Stated exercise
Word for word, give the material below again, minus any images.

::: Dataset rows

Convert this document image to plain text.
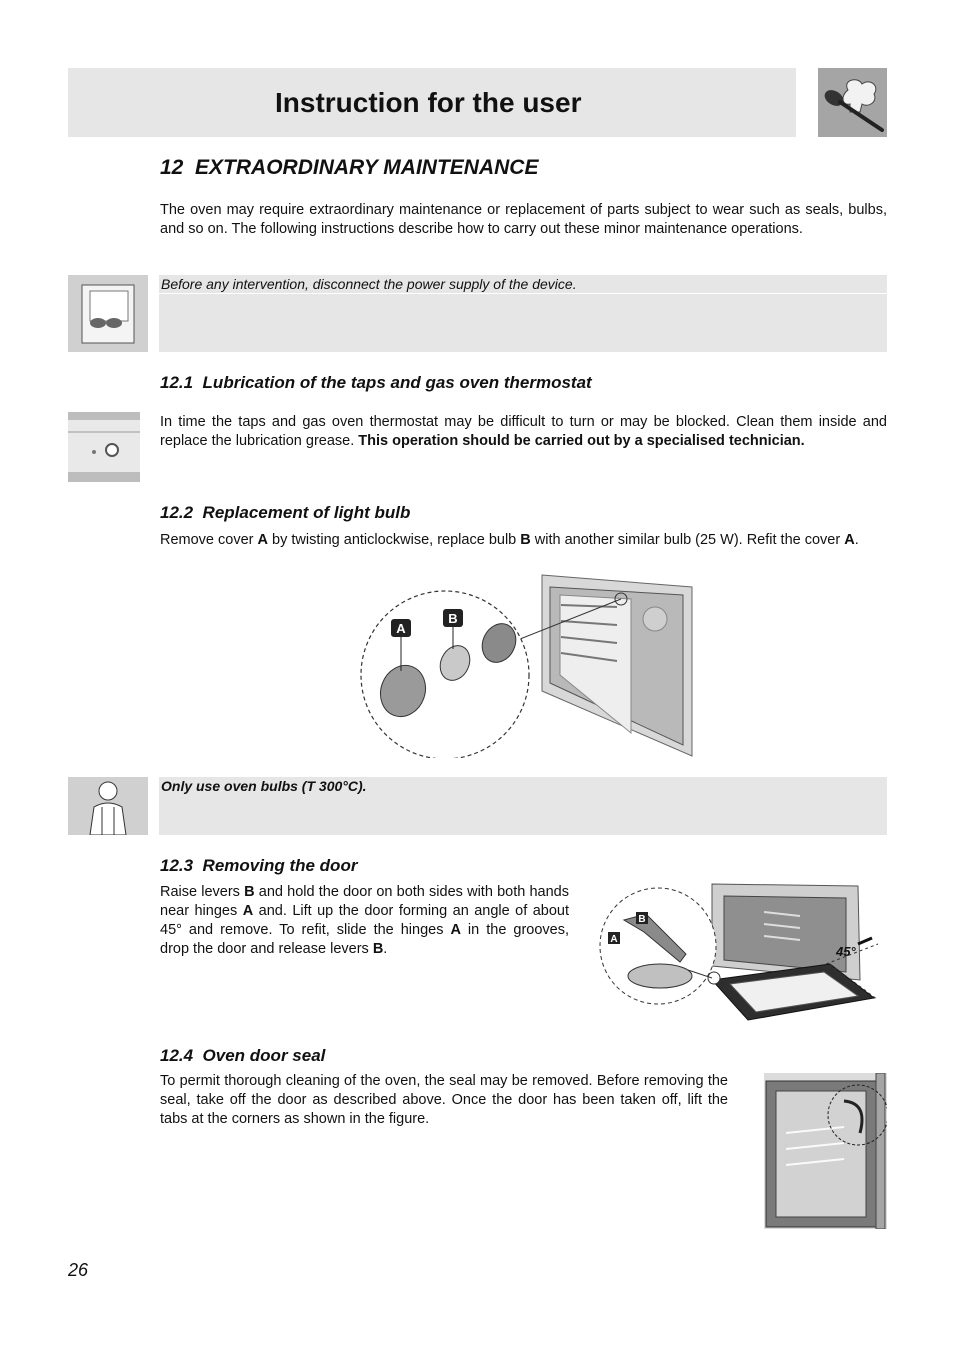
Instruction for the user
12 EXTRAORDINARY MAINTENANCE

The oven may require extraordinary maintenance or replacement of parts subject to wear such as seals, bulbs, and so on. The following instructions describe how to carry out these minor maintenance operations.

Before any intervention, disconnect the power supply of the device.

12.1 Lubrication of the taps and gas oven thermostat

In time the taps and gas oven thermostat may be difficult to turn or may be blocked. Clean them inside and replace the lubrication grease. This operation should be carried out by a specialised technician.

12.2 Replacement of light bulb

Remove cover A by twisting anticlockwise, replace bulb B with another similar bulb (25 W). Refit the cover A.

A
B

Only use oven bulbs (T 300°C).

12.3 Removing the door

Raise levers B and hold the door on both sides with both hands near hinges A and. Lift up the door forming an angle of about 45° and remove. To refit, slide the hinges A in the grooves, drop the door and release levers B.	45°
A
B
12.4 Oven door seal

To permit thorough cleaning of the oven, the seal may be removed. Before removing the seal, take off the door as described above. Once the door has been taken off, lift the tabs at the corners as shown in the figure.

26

::::::

Task result
Convert this document image to plain text.
Instruction for the user
12 EXTRAORDINARY MAINTENANCE

The oven may require extraordinary maintenance or replacement of parts subject to wear such as seals, bulbs, and so on. The following instructions describe how to carry out these minor maintenance operations.

Before any intervention, disconnect the power supply of the device.

12.1 Lubrication of the taps and gas oven thermostat

In time the taps and gas oven thermostat may be difficult to turn or may be blocked. Clean them inside and replace the lubrication grease. This operation should be carried out by a specialised technician.

12.2 Replacement of light bulb

Remove cover A by twisting anticlockwise, replace bulb B with another similar bulb (25 W). Refit the cover A.

A
B

Only use oven bulbs (T 300°C).

12.3 Removing the door

Raise levers B and hold the door on both sides with both hands near hinges A and. Lift up the door forming an angle of about 45° and remove. To refit, slide the hinges A in the grooves, drop the door and release levers B.	45°
A
B
12.4 Oven door seal

To permit thorough cleaning of the oven, the seal may be removed. Before removing the seal, take off the door as described above. Once the door has been taken off, lift the tabs at the corners as shown in the figure.

26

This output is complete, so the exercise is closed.